== Dataset entries ==
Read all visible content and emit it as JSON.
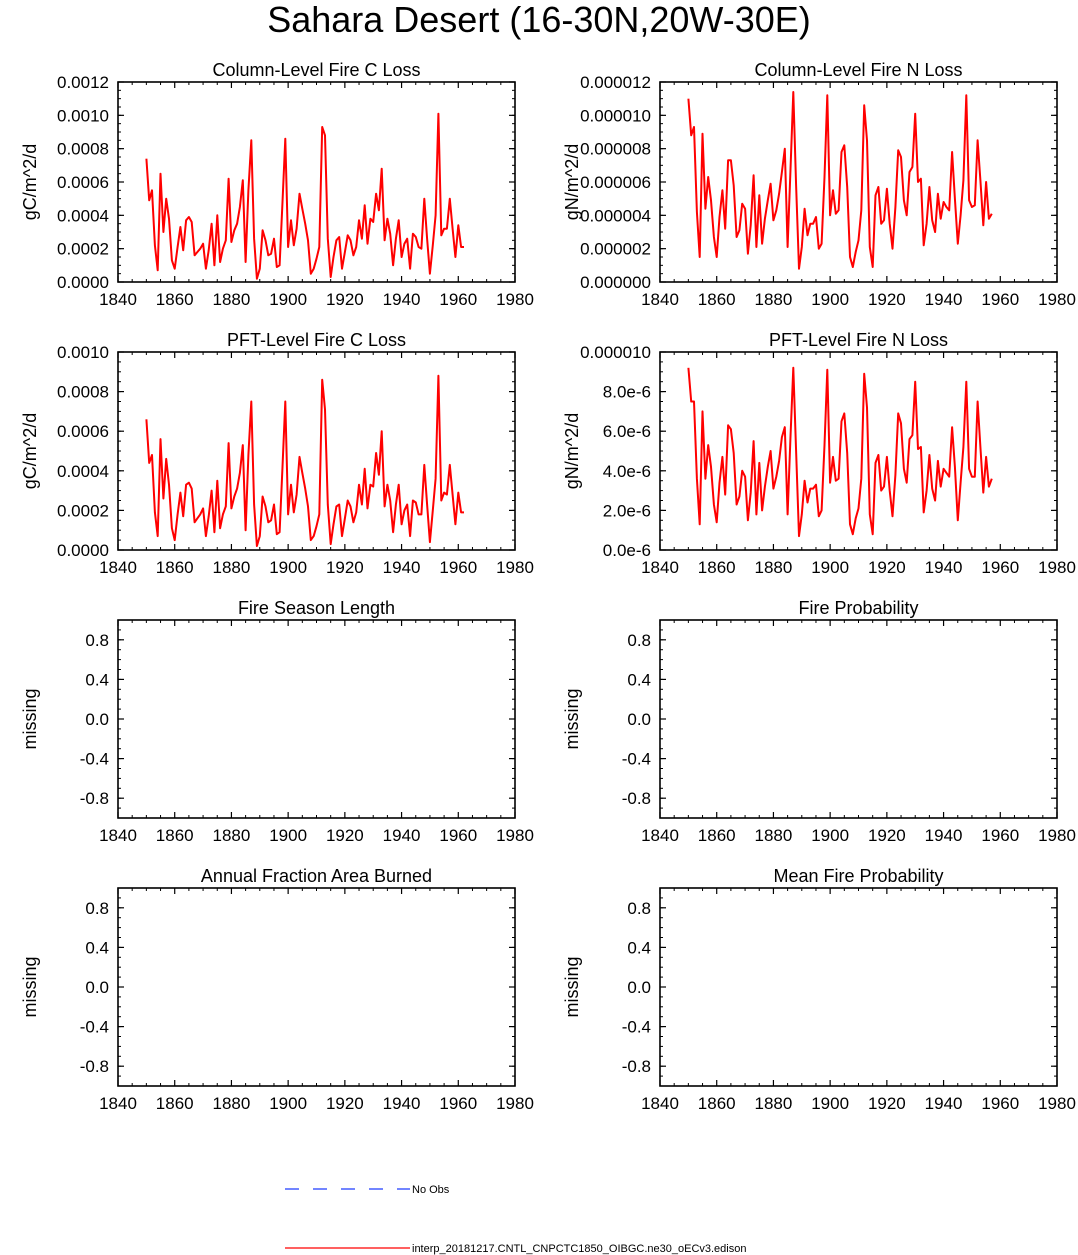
{
  "page": {
    "title": "Sahara Desert (16-30N,20W-30E)"
  },
  "legend": {
    "obs_label": "No Obs",
    "obs_color": "#1f3cff",
    "model_label": "interp_20181217.CNTL_CNPCTC1850_OIBGC.ne30_oECv3.edison",
    "model_color": "#ff0000"
  },
  "chart_data": [
    {
      "type": "line",
      "title": "Column-Level Fire C Loss",
      "ylabel": "gC/m^2/d",
      "xlim": [
        1840,
        1980
      ],
      "ylim": [
        0,
        0.0012
      ],
      "xticks": [
        "1840",
        "1860",
        "1880",
        "1900",
        "1920",
        "1940",
        "1960",
        "1980"
      ],
      "yticks": [
        "0.0000",
        "0.0002",
        "0.0004",
        "0.0006",
        "0.0008",
        "0.0010",
        "0.0012"
      ],
      "x_start": 1850,
      "series": [
        {
          "values": [
            0.00074,
            0.00049,
            0.00055,
            0.00022,
            7e-05,
            0.00065,
            0.0003,
            0.0005,
            0.00038,
            0.00013,
            8e-05,
            0.00021,
            0.00033,
            0.00019,
            0.00037,
            0.00039,
            0.00036,
            0.00016,
            0.00018,
            0.0002,
            0.00023,
            8e-05,
            0.00019,
            0.00035,
            0.0001,
            0.0004,
            0.00012,
            0.0002,
            0.00025,
            0.00062,
            0.00024,
            0.00031,
            0.00035,
            0.00045,
            0.00061,
            0.00012,
            0.00055,
            0.00085,
            0.00026,
            2e-05,
            8e-05,
            0.00031,
            0.00025,
            0.00016,
            0.00017,
            0.00026,
            9e-05,
            0.0001,
            0.00048,
            0.00086,
            0.00021,
            0.00037,
            0.00022,
            0.00032,
            0.00053,
            0.00044,
            0.00035,
            0.00025,
            5e-05,
            8e-05,
            0.00014,
            0.00021,
            0.00093,
            0.00088,
            0.00026,
            3e-05,
            0.00015,
            0.00025,
            0.00027,
            8e-05,
            0.00018,
            0.00028,
            0.00025,
            0.00016,
            0.00021,
            0.00037,
            0.00026,
            0.00046,
            0.00023,
            0.00038,
            0.00036,
            0.00053,
            0.00043,
            0.00068,
            0.00025,
            0.00038,
            0.00029,
            0.0001,
            0.00026,
            0.00037,
            0.00015,
            0.00023,
            0.00026,
            8e-05,
            0.00029,
            0.00027,
            0.00021,
            0.0002,
            0.0005,
            0.00026,
            5e-05,
            0.00022,
            0.0004,
            0.00101,
            0.00028,
            0.00032,
            0.00032,
            0.0005,
            0.00032,
            0.00015,
            0.00034,
            0.00021,
            0.00021
          ]
        }
      ]
    },
    {
      "type": "line",
      "title": "Column-Level Fire N Loss",
      "ylabel": "gN/m^2/d",
      "xlim": [
        1840,
        1980
      ],
      "ylim": [
        0,
        1.2e-05
      ],
      "xticks": [
        "1840",
        "1860",
        "1880",
        "1900",
        "1920",
        "1940",
        "1960",
        "1980"
      ],
      "yticks": [
        "0.000000",
        "0.000002",
        "0.000004",
        "0.000006",
        "0.000008",
        "0.000010",
        "0.000012"
      ],
      "x_start": 1850,
      "series": [
        {
          "values": [
            1.1e-05,
            8.8e-06,
            9.3e-06,
            4.2e-06,
            1.5e-06,
            8.9e-06,
            4.4e-06,
            6.3e-06,
            4.9e-06,
            2.7e-06,
            1.5e-06,
            3.9e-06,
            5.5e-06,
            3.2e-06,
            7.3e-06,
            7.3e-06,
            5.8e-06,
            2.7e-06,
            3.1e-06,
            4.7e-06,
            4.4e-06,
            1.7e-06,
            3.4e-06,
            6.4e-06,
            2.1e-06,
            5.2e-06,
            2.3e-06,
            3.8e-06,
            4.9e-06,
            5.9e-06,
            3.7e-06,
            4.3e-06,
            5.3e-06,
            6.6e-06,
            8e-06,
            2.1e-06,
            6.6e-06,
            1.14e-05,
            5.8e-06,
            8e-07,
            2.1e-06,
            4.4e-06,
            2.8e-06,
            3.5e-06,
            3.5e-06,
            3.9e-06,
            2e-06,
            2.3e-06,
            6.3e-06,
            1.12e-05,
            4e-06,
            5.5e-06,
            4.1e-06,
            4.3e-06,
            7.8e-06,
            8.2e-06,
            5.7e-06,
            1.5e-06,
            9e-07,
            1.8e-06,
            2.5e-06,
            4.3e-06,
            1.06e-05,
            8.5e-06,
            2.1e-06,
            9e-07,
            5.2e-06,
            5.7e-06,
            3.5e-06,
            3.7e-06,
            5.6e-06,
            3.5e-06,
            2e-06,
            4.5e-06,
            7.9e-06,
            7.5e-06,
            4.9e-06,
            4e-06,
            6.6e-06,
            6.9e-06,
            1.01e-05,
            6e-06,
            6.2e-06,
            2.2e-06,
            3.5e-06,
            5.7e-06,
            3.7e-06,
            3e-06,
            5.3e-06,
            3.8e-06,
            4.8e-06,
            4.5e-06,
            4.3e-06,
            7.8e-06,
            5e-06,
            2.3e-06,
            4e-06,
            6.1e-06,
            1.12e-05,
            4.9e-06,
            4.5e-06,
            4.6e-06,
            8.5e-06,
            6.1e-06,
            3.4e-06,
            6e-06,
            3.8e-06,
            4.1e-06
          ]
        }
      ]
    },
    {
      "type": "line",
      "title": "PFT-Level Fire C Loss",
      "ylabel": "gC/m^2/d",
      "xlim": [
        1840,
        1980
      ],
      "ylim": [
        0,
        0.001
      ],
      "xticks": [
        "1840",
        "1860",
        "1880",
        "1900",
        "1920",
        "1940",
        "1960",
        "1980"
      ],
      "yticks": [
        "0.0000",
        "0.0002",
        "0.0004",
        "0.0006",
        "0.0008",
        "0.0010"
      ],
      "x_start": 1850,
      "series": [
        {
          "values": [
            0.00066,
            0.00044,
            0.00048,
            0.00019,
            7e-05,
            0.00056,
            0.00026,
            0.00046,
            0.00033,
            0.00011,
            5e-05,
            0.00018,
            0.00029,
            0.00017,
            0.00033,
            0.00034,
            0.00031,
            0.00014,
            0.00016,
            0.00018,
            0.00021,
            7e-05,
            0.00017,
            0.0003,
            9e-05,
            0.00035,
            0.00011,
            0.00018,
            0.00022,
            0.00054,
            0.00021,
            0.00027,
            0.00031,
            0.00039,
            0.00053,
            0.0001,
            0.00048,
            0.00075,
            0.00023,
            2e-05,
            7e-05,
            0.00027,
            0.00022,
            0.00014,
            0.00015,
            0.00023,
            8e-05,
            9e-05,
            0.00042,
            0.00075,
            0.00018,
            0.00033,
            0.00019,
            0.00028,
            0.00047,
            0.00039,
            0.00031,
            0.00022,
            5e-05,
            7e-05,
            0.00012,
            0.00018,
            0.00086,
            0.00071,
            0.00023,
            3e-05,
            0.00013,
            0.00022,
            0.00023,
            7e-05,
            0.00016,
            0.00025,
            0.00022,
            0.00014,
            0.00019,
            0.00033,
            0.00023,
            0.00041,
            0.00021,
            0.00033,
            0.00032,
            0.00049,
            0.00038,
            0.0006,
            0.00022,
            0.00033,
            0.00025,
            9e-05,
            0.00023,
            0.00033,
            0.00013,
            0.0002,
            0.00023,
            7e-05,
            0.00025,
            0.00024,
            0.00018,
            0.00018,
            0.00043,
            0.00023,
            4e-05,
            0.0002,
            0.00036,
            0.00088,
            0.00025,
            0.00029,
            0.00028,
            0.00043,
            0.00028,
            0.00013,
            0.00029,
            0.00019,
            0.00019
          ]
        }
      ]
    },
    {
      "type": "line",
      "title": "PFT-Level Fire N Loss",
      "ylabel": "gN/m^2/d",
      "xlim": [
        1840,
        1980
      ],
      "ylim": [
        0,
        1e-05
      ],
      "xticks": [
        "1840",
        "1860",
        "1880",
        "1900",
        "1920",
        "1940",
        "1960",
        "1980"
      ],
      "yticks": [
        "0.0e-6",
        "2.0e-6",
        "4.0e-6",
        "6.0e-6",
        "8.0e-6",
        "0.000010"
      ],
      "x_start": 1850,
      "series": [
        {
          "values": [
            9.2e-06,
            7.5e-06,
            7.5e-06,
            3.6e-06,
            1.3e-06,
            7e-06,
            3.6e-06,
            5.3e-06,
            4.2e-06,
            2.3e-06,
            1.4e-06,
            3.4e-06,
            4.7e-06,
            2.8e-06,
            6.3e-06,
            6.1e-06,
            4.9e-06,
            2.3e-06,
            2.7e-06,
            4e-06,
            3.7e-06,
            1.5e-06,
            2.9e-06,
            5.5e-06,
            1.8e-06,
            4.4e-06,
            2e-06,
            3.2e-06,
            4.2e-06,
            5e-06,
            3.1e-06,
            3.7e-06,
            4.5e-06,
            5.7e-06,
            6.2e-06,
            1.8e-06,
            5.6e-06,
            9.2e-06,
            5e-06,
            7e-07,
            1.8e-06,
            3.5e-06,
            2.4e-06,
            3.1e-06,
            3.1e-06,
            3.3e-06,
            1.7e-06,
            2e-06,
            5.3e-06,
            9.1e-06,
            3.4e-06,
            4.7e-06,
            3.5e-06,
            3.6e-06,
            6.5e-06,
            6.9e-06,
            4.9e-06,
            1.3e-06,
            8e-07,
            1.6e-06,
            2.1e-06,
            3.6e-06,
            8.9e-06,
            7.2e-06,
            1.8e-06,
            8e-07,
            4.4e-06,
            4.8e-06,
            3e-06,
            3.2e-06,
            4.7e-06,
            3e-06,
            1.7e-06,
            3.8e-06,
            6.9e-06,
            6.4e-06,
            4.1e-06,
            3.4e-06,
            5.6e-06,
            5.8e-06,
            8.5e-06,
            5.1e-06,
            5.2e-06,
            1.9e-06,
            3e-06,
            4.8e-06,
            3.1e-06,
            2.5e-06,
            4.5e-06,
            3.2e-06,
            4.1e-06,
            3.9e-06,
            3.7e-06,
            6.2e-06,
            4.2e-06,
            1.5e-06,
            3.4e-06,
            5.2e-06,
            8.5e-06,
            4.1e-06,
            3.7e-06,
            3.7e-06,
            7.5e-06,
            5.2e-06,
            2.9e-06,
            4.7e-06,
            3.2e-06,
            3.6e-06
          ]
        }
      ]
    },
    {
      "type": "line",
      "title": "Fire Season Length",
      "ylabel": "missing",
      "xlim": [
        1840,
        1980
      ],
      "ylim": [
        -1,
        1
      ],
      "xticks": [
        "1840",
        "1860",
        "1880",
        "1900",
        "1920",
        "1940",
        "1960",
        "1980"
      ],
      "yticks": [
        "-0.8",
        "-0.4",
        "0.0",
        "0.4",
        "0.8"
      ],
      "series": []
    },
    {
      "type": "line",
      "title": "Fire Probability",
      "ylabel": "missing",
      "xlim": [
        1840,
        1980
      ],
      "ylim": [
        -1,
        1
      ],
      "xticks": [
        "1840",
        "1860",
        "1880",
        "1900",
        "1920",
        "1940",
        "1960",
        "1980"
      ],
      "yticks": [
        "-0.8",
        "-0.4",
        "0.0",
        "0.4",
        "0.8"
      ],
      "series": []
    },
    {
      "type": "line",
      "title": "Annual Fraction Area Burned",
      "ylabel": "missing",
      "xlim": [
        1840,
        1980
      ],
      "ylim": [
        -1,
        1
      ],
      "xticks": [
        "1840",
        "1860",
        "1880",
        "1900",
        "1920",
        "1940",
        "1960",
        "1980"
      ],
      "yticks": [
        "-0.8",
        "-0.4",
        "0.0",
        "0.4",
        "0.8"
      ],
      "series": []
    },
    {
      "type": "line",
      "title": "Mean Fire Probability",
      "ylabel": "missing",
      "xlim": [
        1840,
        1980
      ],
      "ylim": [
        -1,
        1
      ],
      "xticks": [
        "1840",
        "1860",
        "1880",
        "1900",
        "1920",
        "1940",
        "1960",
        "1980"
      ],
      "yticks": [
        "-0.8",
        "-0.4",
        "0.0",
        "0.4",
        "0.8"
      ],
      "series": []
    }
  ]
}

== Exercise goal ==
Identify and copy all lines with the word "Probability".

== Task response ==
      "title": "Fire Probability",
      "title": "Mean Fire Probability",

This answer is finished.